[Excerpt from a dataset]
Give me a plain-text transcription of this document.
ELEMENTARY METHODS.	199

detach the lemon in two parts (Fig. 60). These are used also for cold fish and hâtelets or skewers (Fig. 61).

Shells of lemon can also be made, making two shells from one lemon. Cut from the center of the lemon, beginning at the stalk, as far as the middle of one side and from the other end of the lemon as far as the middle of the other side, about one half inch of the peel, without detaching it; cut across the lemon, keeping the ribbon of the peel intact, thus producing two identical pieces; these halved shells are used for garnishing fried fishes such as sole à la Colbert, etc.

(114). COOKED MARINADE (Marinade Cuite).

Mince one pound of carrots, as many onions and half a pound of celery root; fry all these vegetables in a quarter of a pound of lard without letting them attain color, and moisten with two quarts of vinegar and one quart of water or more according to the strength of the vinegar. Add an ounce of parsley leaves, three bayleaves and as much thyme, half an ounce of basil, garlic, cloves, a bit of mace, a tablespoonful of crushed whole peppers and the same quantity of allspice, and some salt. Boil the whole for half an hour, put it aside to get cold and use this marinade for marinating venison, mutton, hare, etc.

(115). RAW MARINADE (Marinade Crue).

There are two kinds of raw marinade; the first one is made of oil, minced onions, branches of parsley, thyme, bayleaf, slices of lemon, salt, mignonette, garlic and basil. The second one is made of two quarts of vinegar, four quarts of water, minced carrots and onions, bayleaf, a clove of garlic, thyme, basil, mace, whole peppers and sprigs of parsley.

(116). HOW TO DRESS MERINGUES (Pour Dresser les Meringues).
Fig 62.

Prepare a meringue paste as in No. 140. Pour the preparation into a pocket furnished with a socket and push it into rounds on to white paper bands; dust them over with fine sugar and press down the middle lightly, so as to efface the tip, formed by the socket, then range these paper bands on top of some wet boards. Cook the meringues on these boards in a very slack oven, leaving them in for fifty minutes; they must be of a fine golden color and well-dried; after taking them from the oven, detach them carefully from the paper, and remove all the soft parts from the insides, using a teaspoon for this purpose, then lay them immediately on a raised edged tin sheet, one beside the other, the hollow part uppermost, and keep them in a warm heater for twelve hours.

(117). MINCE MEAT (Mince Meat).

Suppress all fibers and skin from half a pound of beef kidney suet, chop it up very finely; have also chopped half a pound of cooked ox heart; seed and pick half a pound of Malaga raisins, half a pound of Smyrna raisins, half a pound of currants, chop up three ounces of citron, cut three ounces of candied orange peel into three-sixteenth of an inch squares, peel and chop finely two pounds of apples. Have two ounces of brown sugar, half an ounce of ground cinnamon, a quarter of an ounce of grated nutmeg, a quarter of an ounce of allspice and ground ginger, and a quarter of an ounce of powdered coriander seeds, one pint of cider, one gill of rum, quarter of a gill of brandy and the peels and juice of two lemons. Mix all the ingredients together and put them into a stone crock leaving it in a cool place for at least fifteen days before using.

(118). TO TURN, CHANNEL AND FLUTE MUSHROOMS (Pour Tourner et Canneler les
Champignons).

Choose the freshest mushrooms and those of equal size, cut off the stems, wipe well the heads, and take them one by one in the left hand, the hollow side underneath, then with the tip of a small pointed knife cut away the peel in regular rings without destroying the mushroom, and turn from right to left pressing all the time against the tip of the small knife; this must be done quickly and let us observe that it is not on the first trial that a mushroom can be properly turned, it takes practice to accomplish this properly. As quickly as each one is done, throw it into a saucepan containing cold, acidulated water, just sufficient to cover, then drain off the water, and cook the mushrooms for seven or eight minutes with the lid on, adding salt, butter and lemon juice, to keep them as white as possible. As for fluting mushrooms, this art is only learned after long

EXERCISE OBJECTIVE: Repeat each record in full; every line must match exactly.

FULL SOLUTION:
Give me a plain-text transcription of this document.
ELEMENTARY METHODS.	199

detach the lemon in two parts (Fig. 60). These are used also for cold fish and hâtelets or skewers (Fig. 61).

Shells of lemon can also be made, making two shells from one lemon. Cut from the center of the lemon, beginning at the stalk, as far as the middle of one side and from the other end of the lemon as far as the middle of the other side, about one half inch of the peel, without detaching it; cut across the lemon, keeping the ribbon of the peel intact, thus producing two identical pieces; these halved shells are used for garnishing fried fishes such as sole à la Colbert, etc.

(114). COOKED MARINADE (Marinade Cuite).

Mince one pound of carrots, as many onions and half a pound of celery root; fry all these vegetables in a quarter of a pound of lard without letting them attain color, and moisten with two quarts of vinegar and one quart of water or more according to the strength of the vinegar. Add an ounce of parsley leaves, three bayleaves and as much thyme, half an ounce of basil, garlic, cloves, a bit of mace, a tablespoonful of crushed whole peppers and the same quantity of allspice, and some salt. Boil the whole for half an hour, put it aside to get cold and use this marinade for marinating venison, mutton, hare, etc.

(115). RAW MARINADE (Marinade Crue).

There are two kinds of raw marinade; the first one is made of oil, minced onions, branches of parsley, thyme, bayleaf, slices of lemon, salt, mignonette, garlic and basil. The second one is made of two quarts of vinegar, four quarts of water, minced carrots and onions, bayleaf, a clove of garlic, thyme, basil, mace, whole peppers and sprigs of parsley.

(116). HOW TO DRESS MERINGUES (Pour Dresser les Meringues).
Fig 62.

Prepare a meringue paste as in No. 140. Pour the preparation into a pocket furnished with a socket and push it into rounds on to white paper bands; dust them over with fine sugar and press down the middle lightly, so as to efface the tip, formed by the socket, then range these paper bands on top of some wet boards. Cook the meringues on these boards in a very slack oven, leaving them in for fifty minutes; they must be of a fine golden color and well-dried; after taking them from the oven, detach them carefully from the paper, and remove all the soft parts from the insides, using a teaspoon for this purpose, then lay them immediately on a raised edged tin sheet, one beside the other, the hollow part uppermost, and keep them in a warm heater for twelve hours.

(117). MINCE MEAT (Mince Meat).

Suppress all fibers and skin from half a pound of beef kidney suet, chop it up very finely; have also chopped half a pound of cooked ox heart; seed and pick half a pound of Malaga raisins, half a pound of Smyrna raisins, half a pound of currants, chop up three ounces of citron, cut three ounces of candied orange peel into three-sixteenth of an inch squares, peel and chop finely two pounds of apples. Have two ounces of brown sugar, half an ounce of ground cinnamon, a quarter of an ounce of grated nutmeg, a quarter of an ounce of allspice and ground ginger, and a quarter of an ounce of powdered coriander seeds, one pint of cider, one gill of rum, quarter of a gill of brandy and the peels and juice of two lemons. Mix all the ingredients together and put them into a stone crock leaving it in a cool place for at least fifteen days before using.

(118). TO TURN, CHANNEL AND FLUTE MUSHROOMS (Pour Tourner et Canneler les
Champignons).

Choose the freshest mushrooms and those of equal size, cut off the stems, wipe well the heads, and take them one by one in the left hand, the hollow side underneath, then with the tip of a small pointed knife cut away the peel in regular rings without destroying the mushroom, and turn from right to left pressing all the time against the tip of the small knife; this must be done quickly and let us observe that it is not on the first trial that a mushroom can be properly turned, it takes practice to accomplish this properly. As quickly as each one is done, throw it into a saucepan containing cold, acidulated water, just sufficient to cover, then drain off the water, and cook the mushrooms for seven or eight minutes with the lid on, adding salt, butter and lemon juice, to keep them as white as possible. As for fluting mushrooms, this art is only learned after long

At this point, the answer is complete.